• [Exercise goal]
Exactly as they appear, output all of the entries.

• [Exercise data]
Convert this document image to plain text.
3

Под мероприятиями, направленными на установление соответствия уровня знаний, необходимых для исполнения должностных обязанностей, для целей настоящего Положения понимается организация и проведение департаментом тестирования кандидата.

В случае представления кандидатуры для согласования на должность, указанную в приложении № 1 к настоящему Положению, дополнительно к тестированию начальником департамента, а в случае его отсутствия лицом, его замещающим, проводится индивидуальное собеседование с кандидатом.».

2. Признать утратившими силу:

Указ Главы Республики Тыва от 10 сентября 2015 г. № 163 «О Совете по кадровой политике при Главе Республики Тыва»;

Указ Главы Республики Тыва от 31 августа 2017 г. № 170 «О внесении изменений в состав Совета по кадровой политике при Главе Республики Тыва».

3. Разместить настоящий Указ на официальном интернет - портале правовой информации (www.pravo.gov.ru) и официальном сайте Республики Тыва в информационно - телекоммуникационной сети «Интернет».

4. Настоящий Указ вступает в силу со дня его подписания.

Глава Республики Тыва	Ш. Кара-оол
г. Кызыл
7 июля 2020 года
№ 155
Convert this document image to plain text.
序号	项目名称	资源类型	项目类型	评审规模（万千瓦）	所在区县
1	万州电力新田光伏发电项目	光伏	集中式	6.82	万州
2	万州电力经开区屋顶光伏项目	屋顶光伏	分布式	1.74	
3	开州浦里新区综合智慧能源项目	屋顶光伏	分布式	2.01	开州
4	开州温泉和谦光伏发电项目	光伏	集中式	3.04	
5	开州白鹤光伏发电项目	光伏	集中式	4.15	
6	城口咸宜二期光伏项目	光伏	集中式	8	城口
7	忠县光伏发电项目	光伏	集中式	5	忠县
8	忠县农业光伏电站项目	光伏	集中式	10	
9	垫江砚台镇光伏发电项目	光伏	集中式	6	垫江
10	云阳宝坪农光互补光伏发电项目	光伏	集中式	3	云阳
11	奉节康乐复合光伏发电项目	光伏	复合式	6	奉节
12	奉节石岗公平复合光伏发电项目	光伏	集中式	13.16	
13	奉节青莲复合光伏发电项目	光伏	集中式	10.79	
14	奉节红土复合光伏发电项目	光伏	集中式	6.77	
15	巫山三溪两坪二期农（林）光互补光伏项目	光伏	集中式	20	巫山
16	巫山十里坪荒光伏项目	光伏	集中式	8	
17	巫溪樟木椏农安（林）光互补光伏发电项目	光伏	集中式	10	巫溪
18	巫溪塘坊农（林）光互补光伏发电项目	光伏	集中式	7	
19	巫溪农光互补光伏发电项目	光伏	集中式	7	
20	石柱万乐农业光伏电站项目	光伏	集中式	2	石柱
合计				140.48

• [Written response]
Convert this document image to plain text.
3

Под мероприятиями, направленными на установление соответствия уровня знаний, необходимых для исполнения должностных обязанностей, для целей настоящего Положения понимается организация и проведение департаментом тестирования кандидата.

В случае представления кандидатуры для согласования на должность, указанную в приложении № 1 к настоящему Положению, дополнительно к тестированию начальником департамента, а в случае его отсутствия лицом, его замещающим, проводится индивидуальное собеседование с кандидатом.».

2. Признать утратившими силу:

Указ Главы Республики Тыва от 10 сентября 2015 г. № 163 «О Совете по кадровой политике при Главе Республики Тыва»;

Указ Главы Республики Тыва от 31 августа 2017 г. № 170 «О внесении изменений в состав Совета по кадровой политике при Главе Республики Тыва».

3. Разместить настоящий Указ на официальном интернет - портале правовой информации (www.pravo.gov.ru) и официальном сайте Республики Тыва в информационно - телекоммуникационной сети «Интернет».

4. Настоящий Указ вступает в силу со дня его подписания.

Глава Республики Тыва	Ш. Кара-оол
г. Кызыл
7 июля 2020 года
№ 155
Convert this document image to plain text.
序号	项目名称	资源类型	项目类型	评审规模（万千瓦）	所在区县
1	万州电力新田光伏发电项目	光伏	集中式	6.82	万州
2	万州电力经开区屋顶光伏项目	屋顶光伏	分布式	1.74	
3	开州浦里新区综合智慧能源项目	屋顶光伏	分布式	2.01	开州
4	开州温泉和谦光伏发电项目	光伏	集中式	3.04	
5	开州白鹤光伏发电项目	光伏	集中式	4.15	
6	城口咸宜二期光伏项目	光伏	集中式	8	城口
7	忠县光伏发电项目	光伏	集中式	5	忠县
8	忠县农业光伏电站项目	光伏	集中式	10	
9	垫江砚台镇光伏发电项目	光伏	集中式	6	垫江
10	云阳宝坪农光互补光伏发电项目	光伏	集中式	3	云阳
11	奉节康乐复合光伏发电项目	光伏	复合式	6	奉节
12	奉节石岗公平复合光伏发电项目	光伏	集中式	13.16	
13	奉节青莲复合光伏发电项目	光伏	集中式	10.79	
14	奉节红土复合光伏发电项目	光伏	集中式	6.77	
15	巫山三溪两坪二期农（林）光互补光伏项目	光伏	集中式	20	巫山
16	巫山十里坪荒光伏项目	光伏	集中式	8	
17	巫溪樟木椏农安（林）光互补光伏发电项目	光伏	集中式	10	巫溪
18	巫溪塘坊农（林）光互补光伏发电项目	光伏	集中式	7	
19	巫溪农光互补光伏发电项目	光伏	集中式	7	
20	石柱万乐农业光伏电站项目	光伏	集中式	2	石柱
合计				140.48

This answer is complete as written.